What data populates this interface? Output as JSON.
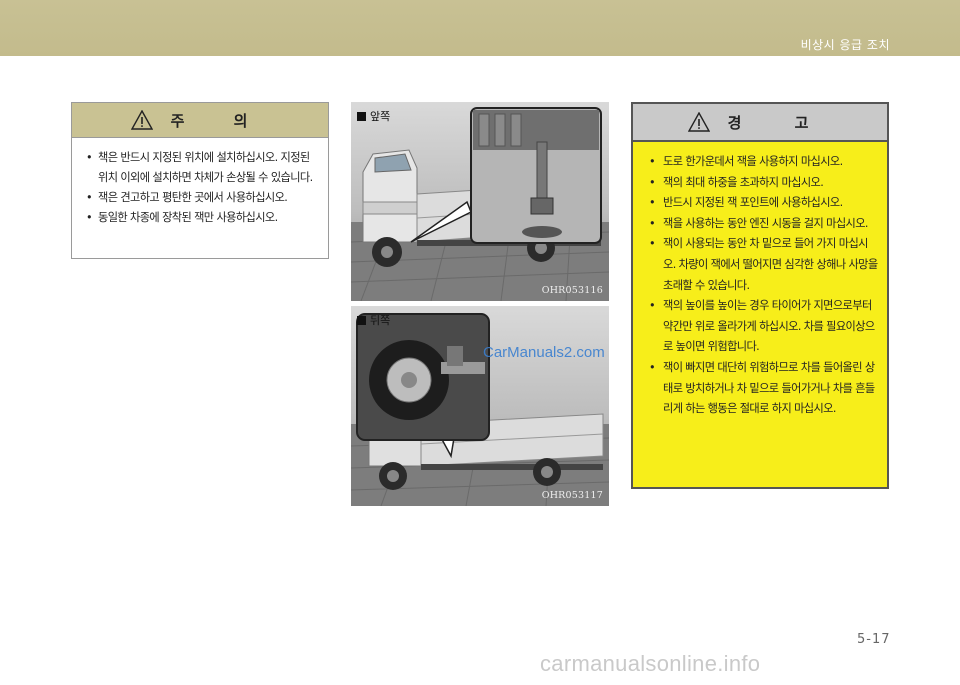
{
  "header": {
    "section_title": "비상시 응급 조치"
  },
  "caution": {
    "title": "주  의",
    "items": [
      "책은 반드시 지정된 위치에 설치하십시오. 지정된 위치 이외에 설치하면 차체가 손상될 수 있습니다.",
      "잭은 견고하고 평탄한 곳에서 사용하십시오.",
      "동일한 차종에 장착된 잭만 사용하십시오."
    ]
  },
  "photos": {
    "front": {
      "label": "앞쪽",
      "code": "OHR053116"
    },
    "rear": {
      "label": "뒤쪽",
      "code": "OHR053117"
    }
  },
  "warning": {
    "title": "경  고",
    "items": [
      "도로 한가운데서 잭을 사용하지 마십시오.",
      "잭의 최대 하중을 초과하지 마십시오.",
      "반드시 지정된 잭 포인트에 사용하십시오.",
      "잭을 사용하는 동안 엔진 시동을 걸지 마십시오.",
      "잭이 사용되는 동안 차 밑으로 들어 가지 마십시오. 차량이 잭에서 떨어지면 심각한 상해나 사망을 초래할 수 있습니다.",
      "잭의 높이를 높이는 경우 타이어가 지면으로부터 약간만 위로 올라가게 하십시오. 차를 필요이상으로 높이면 위험합니다.",
      "잭이 빠지면 대단히 위험하므로 차를 들어올린 상태로 방치하거나 차 밑으로 들어가거나 차를 흔들리게 하는 행동은 절대로 하지 마십시오."
    ]
  },
  "page_number": "5-17",
  "watermarks": {
    "inline": "CarManuals2.com",
    "footer": "carmanualsonline.info"
  },
  "colors": {
    "header_band": "#c3bb8c",
    "caution_header": "#c9c293",
    "warning_bg": "#f7ee1a",
    "warning_header": "#c9c9c9"
  }
}
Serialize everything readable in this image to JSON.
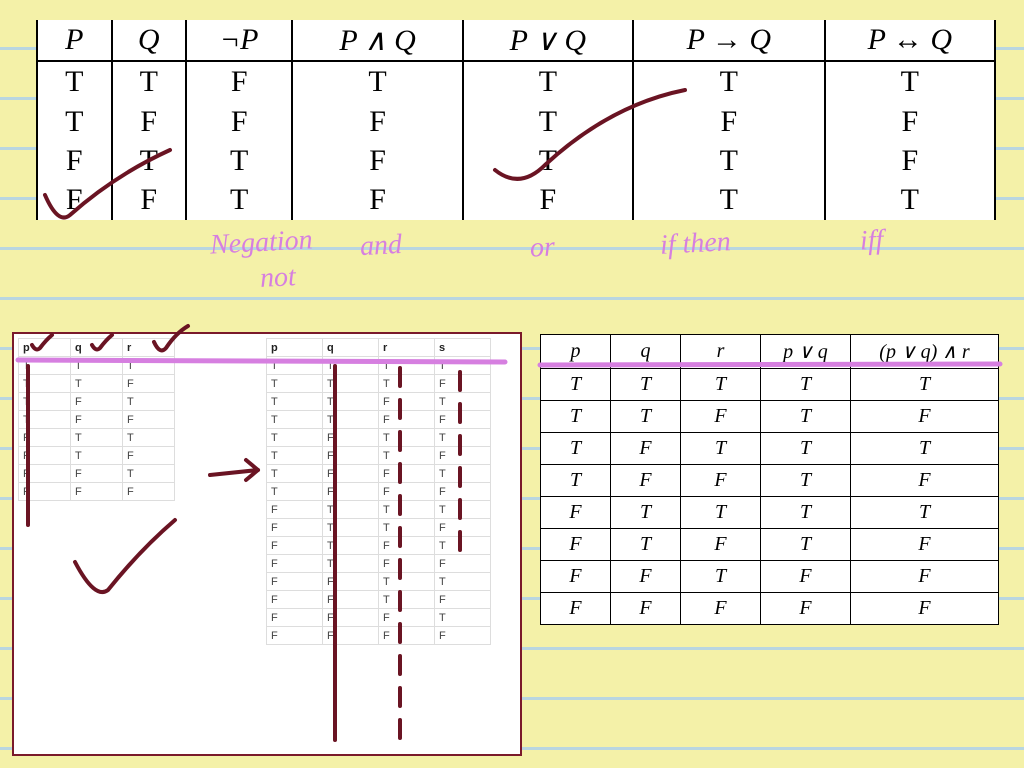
{
  "top": {
    "headers": [
      "P",
      "Q",
      "¬P",
      "P ∧ Q",
      "P ∨ Q",
      "P → Q",
      "P ↔ Q"
    ],
    "rows": [
      [
        "T",
        "T",
        "F",
        "T",
        "T",
        "T",
        "T"
      ],
      [
        "T",
        "F",
        "F",
        "F",
        "T",
        "F",
        "F"
      ],
      [
        "F",
        "T",
        "T",
        "F",
        "T",
        "T",
        "F"
      ],
      [
        "F",
        "F",
        "T",
        "F",
        "F",
        "T",
        "T"
      ]
    ]
  },
  "hand": {
    "neg": "Negation",
    "and": "and",
    "not": "not",
    "or": "or",
    "ifthen": "if then",
    "iff": "iff"
  },
  "mini1": {
    "headers": [
      "p",
      "q",
      "r"
    ],
    "rows": [
      [
        "T",
        "T",
        "T"
      ],
      [
        "T",
        "T",
        "F"
      ],
      [
        "T",
        "F",
        "T"
      ],
      [
        "T",
        "F",
        "F"
      ],
      [
        "F",
        "T",
        "T"
      ],
      [
        "F",
        "T",
        "F"
      ],
      [
        "F",
        "F",
        "T"
      ],
      [
        "F",
        "F",
        "F"
      ]
    ]
  },
  "mini2": {
    "headers": [
      "p",
      "q",
      "r",
      "s"
    ],
    "rows": [
      [
        "T",
        "T",
        "T",
        "T"
      ],
      [
        "T",
        "T",
        "T",
        "F"
      ],
      [
        "T",
        "T",
        "F",
        "T"
      ],
      [
        "T",
        "T",
        "F",
        "F"
      ],
      [
        "T",
        "F",
        "T",
        "T"
      ],
      [
        "T",
        "F",
        "T",
        "F"
      ],
      [
        "T",
        "F",
        "F",
        "T"
      ],
      [
        "T",
        "F",
        "F",
        "F"
      ],
      [
        "F",
        "T",
        "T",
        "T"
      ],
      [
        "F",
        "T",
        "T",
        "F"
      ],
      [
        "F",
        "T",
        "F",
        "T"
      ],
      [
        "F",
        "T",
        "F",
        "F"
      ],
      [
        "F",
        "F",
        "T",
        "T"
      ],
      [
        "F",
        "F",
        "T",
        "F"
      ],
      [
        "F",
        "F",
        "F",
        "T"
      ],
      [
        "F",
        "F",
        "F",
        "F"
      ]
    ]
  },
  "br": {
    "headers": [
      "p",
      "q",
      "r",
      "p ∨ q",
      "(p ∨ q) ∧ r"
    ],
    "rows": [
      [
        "T",
        "T",
        "T",
        "T",
        "T"
      ],
      [
        "T",
        "T",
        "F",
        "T",
        "F"
      ],
      [
        "T",
        "F",
        "T",
        "T",
        "T"
      ],
      [
        "T",
        "F",
        "F",
        "T",
        "F"
      ],
      [
        "F",
        "T",
        "T",
        "T",
        "T"
      ],
      [
        "F",
        "T",
        "F",
        "T",
        "F"
      ],
      [
        "F",
        "F",
        "T",
        "F",
        "F"
      ],
      [
        "F",
        "F",
        "F",
        "F",
        "F"
      ]
    ]
  }
}
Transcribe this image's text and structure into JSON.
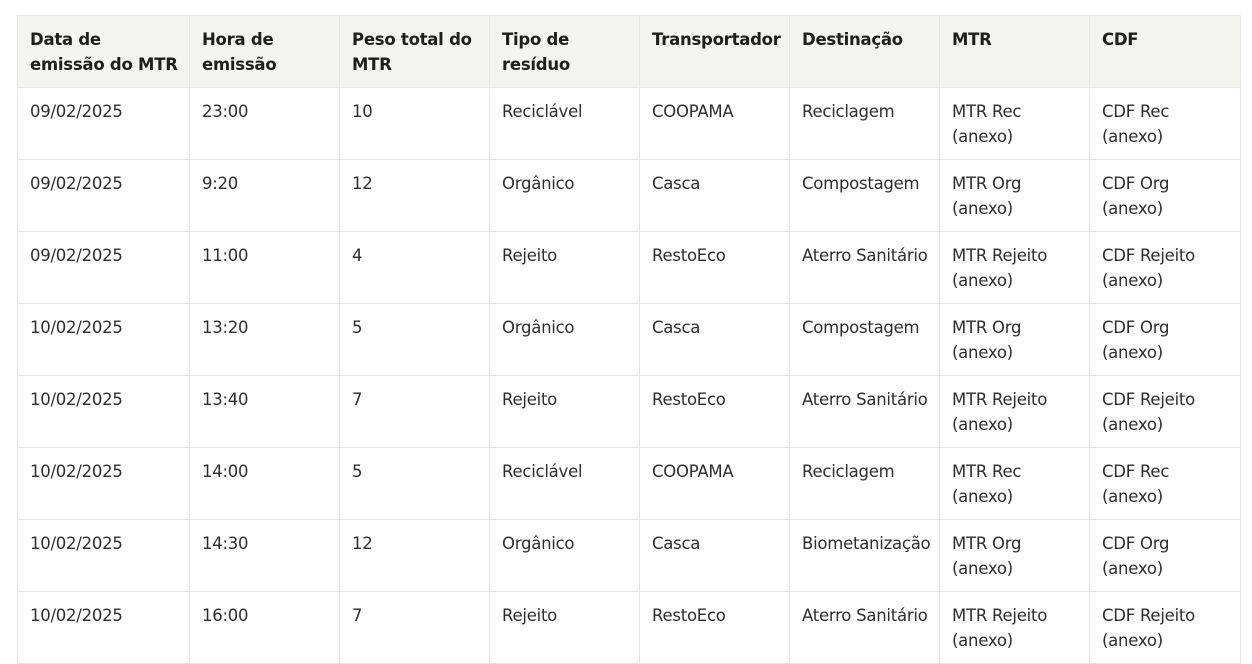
{
  "table": {
    "headers": [
      "Data de emissão do MTR",
      "Hora de emissão",
      "Peso total do MTR",
      "Tipo de resíduo",
      "Transportador",
      "Destinação",
      "MTR",
      "CDF"
    ],
    "rows": [
      [
        "09/02/2025",
        "23:00",
        "10",
        "Reciclável",
        "COOPAMA",
        "Reciclagem",
        "MTR Rec (anexo)",
        "CDF Rec (anexo)"
      ],
      [
        "09/02/2025",
        "9:20",
        "12",
        "Orgânico",
        "Casca",
        "Compostagem",
        "MTR Org (anexo)",
        "CDF Org (anexo)"
      ],
      [
        "09/02/2025",
        "11:00",
        "4",
        "Rejeito",
        "RestoEco",
        "Aterro Sanitário",
        "MTR Rejeito (anexo)",
        "CDF Rejeito (anexo)"
      ],
      [
        "10/02/2025",
        "13:20",
        "5",
        "Orgânico",
        "Casca",
        "Compostagem",
        "MTR Org (anexo)",
        "CDF Org (anexo)"
      ],
      [
        "10/02/2025",
        "13:40",
        "7",
        "Rejeito",
        "RestoEco",
        "Aterro Sanitário",
        "MTR Rejeito (anexo)",
        "CDF Rejeito (anexo)"
      ],
      [
        "10/02/2025",
        "14:00",
        "5",
        "Reciclável",
        "COOPAMA",
        "Reciclagem",
        "MTR Rec (anexo)",
        "CDF Rec (anexo)"
      ],
      [
        "10/02/2025",
        "14:30",
        "12",
        "Orgânico",
        "Casca",
        "Biometanização",
        "MTR Org (anexo)",
        "CDF Org (anexo)"
      ],
      [
        "10/02/2025",
        "16:00",
        "7",
        "Rejeito",
        "RestoEco",
        "Aterro Sanitário",
        "MTR Rejeito (anexo)",
        "CDF Rejeito (anexo)"
      ]
    ]
  }
}
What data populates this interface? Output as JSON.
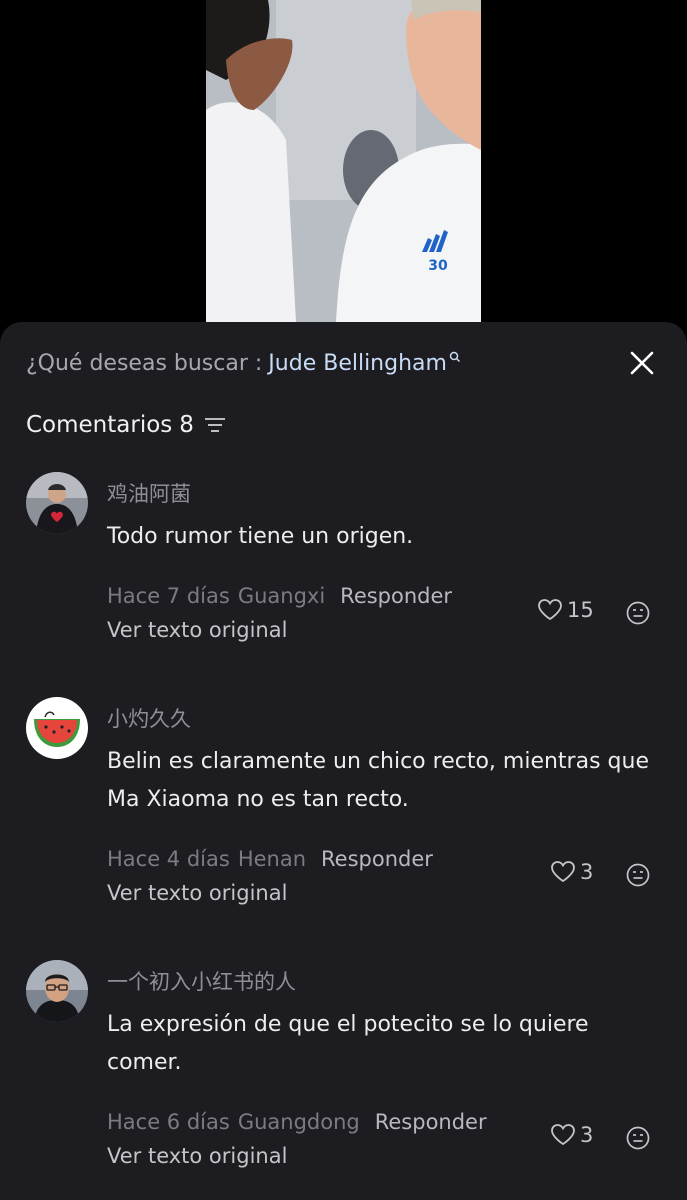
{
  "video": {
    "jersey_number": "30"
  },
  "search": {
    "prefix": "¿Qué deseas buscar :",
    "term": "Jude Bellingham"
  },
  "comments_header": {
    "label": "Comentarios",
    "count": "8"
  },
  "comments": [
    {
      "username": "鸡油阿菌",
      "text": "Todo rumor tiene un origen.",
      "time": "Hace 7 días",
      "region": "Guangxi",
      "reply_label": "Responder",
      "translate_label": "Ver texto original",
      "likes": "15"
    },
    {
      "username": "小灼久久",
      "text": "Belin es claramente un chico recto, mientras que Ma Xiaoma no es tan recto.",
      "time": "Hace 4 días",
      "region": "Henan",
      "reply_label": "Responder",
      "translate_label": "Ver texto original",
      "likes": "3"
    },
    {
      "username": "一个初入小红书的人",
      "text": "La expresión de que el potecito se lo quiere comer.",
      "time": "Hace 6 días",
      "region": "Guangdong",
      "reply_label": "Responder",
      "translate_label": "Ver texto original",
      "likes": "3"
    }
  ],
  "colors": {
    "sheet_bg": "#1c1c21",
    "search_term": "#c9dcf5",
    "muted": "#7b7b82"
  },
  "icons": [
    "search-icon",
    "close-icon",
    "sort-icon",
    "heart-icon",
    "emoji-icon"
  ]
}
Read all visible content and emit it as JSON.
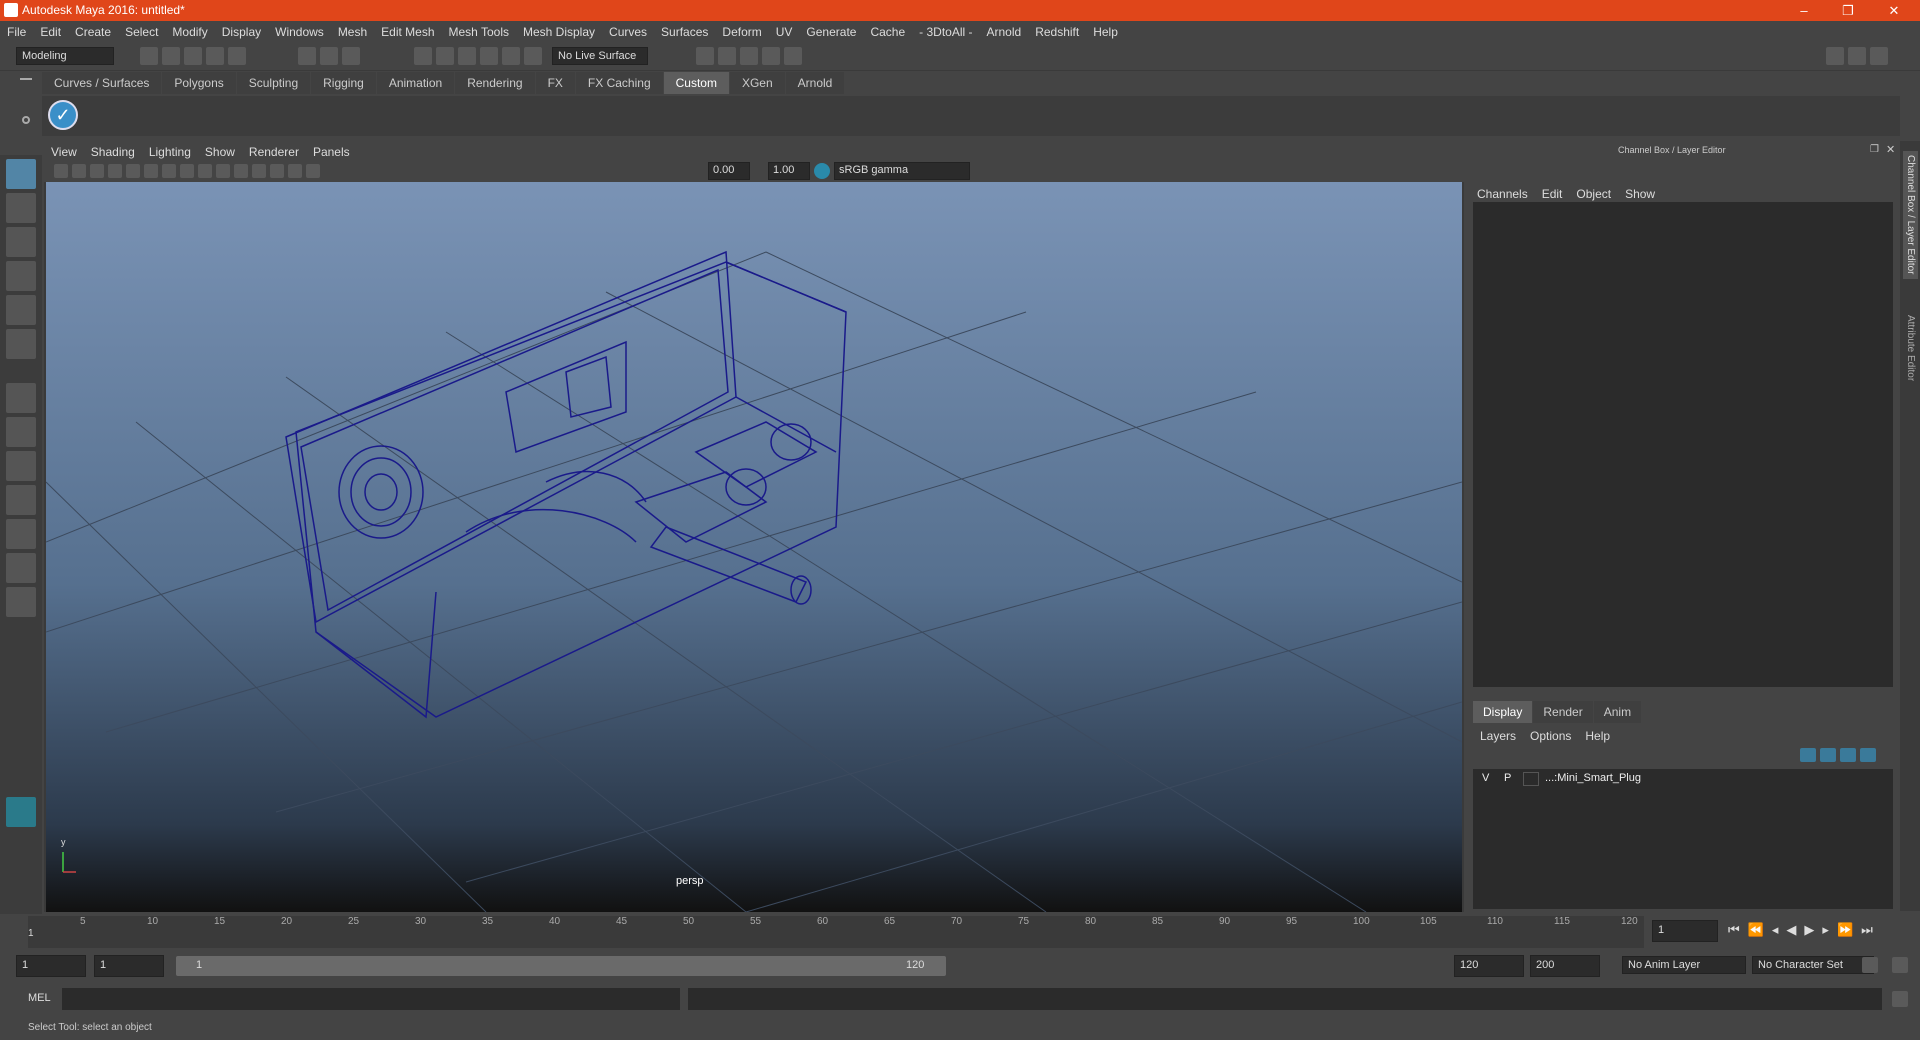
{
  "window": {
    "title": "Autodesk Maya 2016: untitled*",
    "controls": [
      "–",
      "❐",
      "✕"
    ]
  },
  "menubar": [
    "File",
    "Edit",
    "Create",
    "Select",
    "Modify",
    "Display",
    "Windows",
    "Mesh",
    "Edit Mesh",
    "Mesh Tools",
    "Mesh Display",
    "Curves",
    "Surfaces",
    "Deform",
    "UV",
    "Generate",
    "Cache",
    "- 3DtoAll -",
    "Arnold",
    "Redshift",
    "Help"
  ],
  "statusline": {
    "mode": "Modeling",
    "live_surface": "No Live Surface"
  },
  "shelf": {
    "tabs": [
      "Curves / Surfaces",
      "Polygons",
      "Sculpting",
      "Rigging",
      "Animation",
      "Rendering",
      "FX",
      "FX Caching",
      "Custom",
      "XGen",
      "Arnold"
    ],
    "active": "Custom"
  },
  "viewport": {
    "menu": [
      "View",
      "Shading",
      "Lighting",
      "Show",
      "Renderer",
      "Panels"
    ],
    "exposure": "0.00",
    "gamma": "1.00",
    "color_space": "sRGB gamma",
    "camera_label": "persp",
    "wire_color": "#1a1a8a"
  },
  "channelbox": {
    "title": "Channel Box / Layer Editor",
    "menu": [
      "Channels",
      "Edit",
      "Object",
      "Show"
    ],
    "layer_tabs": [
      "Display",
      "Render",
      "Anim"
    ],
    "active_layer_tab": "Display",
    "layer_menu": [
      "Layers",
      "Options",
      "Help"
    ],
    "layer": {
      "v": "V",
      "p": "P",
      "name": "...:Mini_Smart_Plug"
    }
  },
  "sidetabs": [
    "Channel Box / Layer Editor",
    "Attribute Editor"
  ],
  "timeline": {
    "ticks": [
      "5",
      "10",
      "15",
      "20",
      "25",
      "30",
      "35",
      "40",
      "45",
      "50",
      "55",
      "60",
      "65",
      "70",
      "75",
      "80",
      "85",
      "90",
      "95",
      "100",
      "105",
      "110",
      "115",
      "120"
    ],
    "current_frame": "1",
    "current_field": "1"
  },
  "range": {
    "start": "1",
    "start2": "1",
    "slider_start": "1",
    "slider_end": "120",
    "end": "120",
    "end2": "200",
    "anim_layer": "No Anim Layer",
    "char_set": "No Character Set"
  },
  "cmd": {
    "label": "MEL"
  },
  "help": {
    "text": "Select Tool: select an object"
  }
}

Written request.
For the records above, state how many lines include the string "Select", giving the number and nothing else.

Answer for this exercise.
2